[Dataset entries]
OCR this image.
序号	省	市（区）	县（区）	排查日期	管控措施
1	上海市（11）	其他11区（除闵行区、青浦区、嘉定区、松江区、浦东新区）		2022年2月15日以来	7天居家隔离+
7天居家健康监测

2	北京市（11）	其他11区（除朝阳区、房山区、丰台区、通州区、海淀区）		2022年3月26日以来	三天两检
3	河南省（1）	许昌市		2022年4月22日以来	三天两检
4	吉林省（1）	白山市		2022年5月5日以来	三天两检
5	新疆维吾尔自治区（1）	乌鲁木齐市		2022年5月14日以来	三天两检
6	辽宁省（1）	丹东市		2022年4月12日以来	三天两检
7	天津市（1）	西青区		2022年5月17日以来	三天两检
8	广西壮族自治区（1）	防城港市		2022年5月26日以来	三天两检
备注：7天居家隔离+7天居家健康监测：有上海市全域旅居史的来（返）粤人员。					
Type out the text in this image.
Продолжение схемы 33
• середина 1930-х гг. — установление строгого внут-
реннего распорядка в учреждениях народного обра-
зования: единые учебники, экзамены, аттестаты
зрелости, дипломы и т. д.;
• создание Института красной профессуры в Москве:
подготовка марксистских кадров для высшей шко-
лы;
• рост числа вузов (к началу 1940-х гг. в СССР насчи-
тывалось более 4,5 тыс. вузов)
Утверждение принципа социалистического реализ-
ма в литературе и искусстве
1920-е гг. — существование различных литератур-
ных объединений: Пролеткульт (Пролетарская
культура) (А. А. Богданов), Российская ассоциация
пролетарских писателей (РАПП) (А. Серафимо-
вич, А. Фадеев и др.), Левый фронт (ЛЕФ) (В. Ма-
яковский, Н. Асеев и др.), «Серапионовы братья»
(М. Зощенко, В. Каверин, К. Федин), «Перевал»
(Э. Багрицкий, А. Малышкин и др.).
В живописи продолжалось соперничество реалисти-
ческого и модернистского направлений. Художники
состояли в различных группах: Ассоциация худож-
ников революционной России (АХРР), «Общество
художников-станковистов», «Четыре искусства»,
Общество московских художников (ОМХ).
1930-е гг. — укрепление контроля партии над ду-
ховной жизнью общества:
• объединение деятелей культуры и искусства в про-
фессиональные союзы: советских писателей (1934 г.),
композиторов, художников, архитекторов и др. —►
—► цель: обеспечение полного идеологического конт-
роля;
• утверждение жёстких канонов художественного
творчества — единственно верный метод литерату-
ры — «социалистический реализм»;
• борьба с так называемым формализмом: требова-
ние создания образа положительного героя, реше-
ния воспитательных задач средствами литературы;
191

* Exercise:
Give back, unchanged, every line from the one with "Type out the text in this image." to the end of the entries above.

* Task answer:
Type out the text in this image.
Продолжение схемы 33
• середина 1930-х гг. — установление строгого внут-
реннего распорядка в учреждениях народного обра-
зования: единые учебники, экзамены, аттестаты
зрелости, дипломы и т. д.;
• создание Института красной профессуры в Москве:
подготовка марксистских кадров для высшей шко-
лы;
• рост числа вузов (к началу 1940-х гг. в СССР насчи-
тывалось более 4,5 тыс. вузов)
Утверждение принципа социалистического реализ-
ма в литературе и искусстве
1920-е гг. — существование различных литератур-
ных объединений: Пролеткульт (Пролетарская
культура) (А. А. Богданов), Российская ассоциация
пролетарских писателей (РАПП) (А. Серафимо-
вич, А. Фадеев и др.), Левый фронт (ЛЕФ) (В. Ма-
яковский, Н. Асеев и др.), «Серапионовы братья»
(М. Зощенко, В. Каверин, К. Федин), «Перевал»
(Э. Багрицкий, А. Малышкин и др.).
В живописи продолжалось соперничество реалисти-
ческого и модернистского направлений. Художники
состояли в различных группах: Ассоциация худож-
ников революционной России (АХРР), «Общество
художников-станковистов», «Четыре искусства»,
Общество московских художников (ОМХ).
1930-е гг. — укрепление контроля партии над ду-
ховной жизнью общества:
• объединение деятелей культуры и искусства в про-
фессиональные союзы: советских писателей (1934 г.),
композиторов, художников, архитекторов и др. —►
—► цель: обеспечение полного идеологического конт-
роля;
• утверждение жёстких канонов художественного
творчества — единственно верный метод литерату-
ры — «социалистический реализм»;
• борьба с так называемым формализмом: требова-
ние создания образа положительного героя, реше-
ния воспитательных задач средствами литературы;
191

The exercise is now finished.